• **Directions for this task**
Sift the material for lines containing "Audio", and return them.

#### Extracted information ####

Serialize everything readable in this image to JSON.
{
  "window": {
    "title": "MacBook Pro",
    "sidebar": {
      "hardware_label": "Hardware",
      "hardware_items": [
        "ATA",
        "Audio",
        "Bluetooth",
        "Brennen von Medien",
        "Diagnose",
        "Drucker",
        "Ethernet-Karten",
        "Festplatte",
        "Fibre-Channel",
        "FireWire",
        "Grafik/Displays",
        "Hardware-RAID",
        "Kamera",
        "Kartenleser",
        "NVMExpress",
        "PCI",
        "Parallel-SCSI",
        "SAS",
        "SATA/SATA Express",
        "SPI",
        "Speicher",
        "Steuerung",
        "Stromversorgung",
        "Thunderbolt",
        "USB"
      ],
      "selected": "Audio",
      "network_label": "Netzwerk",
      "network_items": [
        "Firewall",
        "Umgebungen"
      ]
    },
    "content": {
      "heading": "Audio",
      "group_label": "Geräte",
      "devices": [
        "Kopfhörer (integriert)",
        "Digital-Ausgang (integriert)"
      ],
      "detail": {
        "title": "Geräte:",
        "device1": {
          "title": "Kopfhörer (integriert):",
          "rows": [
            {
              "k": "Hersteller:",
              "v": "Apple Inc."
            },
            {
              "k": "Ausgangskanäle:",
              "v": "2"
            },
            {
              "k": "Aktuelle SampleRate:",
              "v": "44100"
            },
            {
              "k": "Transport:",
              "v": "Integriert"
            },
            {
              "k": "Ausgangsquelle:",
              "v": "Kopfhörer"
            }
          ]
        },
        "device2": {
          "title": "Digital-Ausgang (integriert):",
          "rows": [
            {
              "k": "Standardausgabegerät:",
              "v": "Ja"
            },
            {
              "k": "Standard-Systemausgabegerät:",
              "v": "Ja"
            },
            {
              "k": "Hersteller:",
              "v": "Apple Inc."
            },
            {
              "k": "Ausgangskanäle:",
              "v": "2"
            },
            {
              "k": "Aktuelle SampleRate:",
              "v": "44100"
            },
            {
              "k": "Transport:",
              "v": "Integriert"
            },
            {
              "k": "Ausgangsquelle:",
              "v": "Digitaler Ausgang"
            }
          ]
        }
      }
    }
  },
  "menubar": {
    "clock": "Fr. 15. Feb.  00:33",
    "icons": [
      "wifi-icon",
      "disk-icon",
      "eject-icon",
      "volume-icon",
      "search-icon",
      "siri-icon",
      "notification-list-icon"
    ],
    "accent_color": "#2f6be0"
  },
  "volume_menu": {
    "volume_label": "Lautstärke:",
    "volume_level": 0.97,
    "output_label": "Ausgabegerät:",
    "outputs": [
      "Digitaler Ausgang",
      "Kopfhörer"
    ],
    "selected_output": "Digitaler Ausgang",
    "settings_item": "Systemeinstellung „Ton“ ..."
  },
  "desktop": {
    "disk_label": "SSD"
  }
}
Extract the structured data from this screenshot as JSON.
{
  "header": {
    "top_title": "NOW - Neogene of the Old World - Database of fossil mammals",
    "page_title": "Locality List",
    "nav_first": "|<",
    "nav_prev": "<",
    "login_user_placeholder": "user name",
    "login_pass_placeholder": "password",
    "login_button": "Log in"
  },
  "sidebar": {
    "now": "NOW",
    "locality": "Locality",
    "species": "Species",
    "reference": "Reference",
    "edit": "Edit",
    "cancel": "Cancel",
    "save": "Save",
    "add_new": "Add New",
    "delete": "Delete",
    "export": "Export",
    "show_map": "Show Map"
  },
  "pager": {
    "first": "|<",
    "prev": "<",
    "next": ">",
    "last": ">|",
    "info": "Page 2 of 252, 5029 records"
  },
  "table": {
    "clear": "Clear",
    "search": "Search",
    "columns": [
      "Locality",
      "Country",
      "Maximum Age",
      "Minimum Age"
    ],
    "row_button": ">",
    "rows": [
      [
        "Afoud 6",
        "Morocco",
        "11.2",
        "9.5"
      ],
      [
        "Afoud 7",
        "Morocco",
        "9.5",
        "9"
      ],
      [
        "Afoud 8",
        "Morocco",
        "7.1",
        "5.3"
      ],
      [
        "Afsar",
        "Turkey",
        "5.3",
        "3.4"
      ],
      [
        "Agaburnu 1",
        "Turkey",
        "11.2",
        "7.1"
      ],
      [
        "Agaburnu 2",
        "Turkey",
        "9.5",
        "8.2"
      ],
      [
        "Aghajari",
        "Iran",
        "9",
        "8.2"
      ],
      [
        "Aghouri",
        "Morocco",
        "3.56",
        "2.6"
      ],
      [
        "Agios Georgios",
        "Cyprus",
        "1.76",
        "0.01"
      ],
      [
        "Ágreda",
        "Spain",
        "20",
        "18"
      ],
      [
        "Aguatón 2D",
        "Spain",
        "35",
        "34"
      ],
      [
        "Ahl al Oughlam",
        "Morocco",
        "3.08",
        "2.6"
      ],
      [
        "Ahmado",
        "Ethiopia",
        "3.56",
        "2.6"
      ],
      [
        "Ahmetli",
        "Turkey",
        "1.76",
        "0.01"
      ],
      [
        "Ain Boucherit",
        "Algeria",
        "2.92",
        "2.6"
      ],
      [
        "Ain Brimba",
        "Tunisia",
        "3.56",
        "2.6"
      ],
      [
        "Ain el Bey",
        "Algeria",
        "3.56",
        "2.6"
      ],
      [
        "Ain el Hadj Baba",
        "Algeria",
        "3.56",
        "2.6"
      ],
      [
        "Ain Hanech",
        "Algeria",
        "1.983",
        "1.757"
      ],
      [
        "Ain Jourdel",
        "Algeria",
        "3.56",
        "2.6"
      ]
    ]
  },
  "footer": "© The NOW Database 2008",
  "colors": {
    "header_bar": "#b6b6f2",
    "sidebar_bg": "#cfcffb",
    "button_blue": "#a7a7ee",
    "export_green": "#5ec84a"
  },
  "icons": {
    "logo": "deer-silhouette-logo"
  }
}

####

• **Result**
        "Audio",
      "selected": "Audio",
      "heading": "Audio",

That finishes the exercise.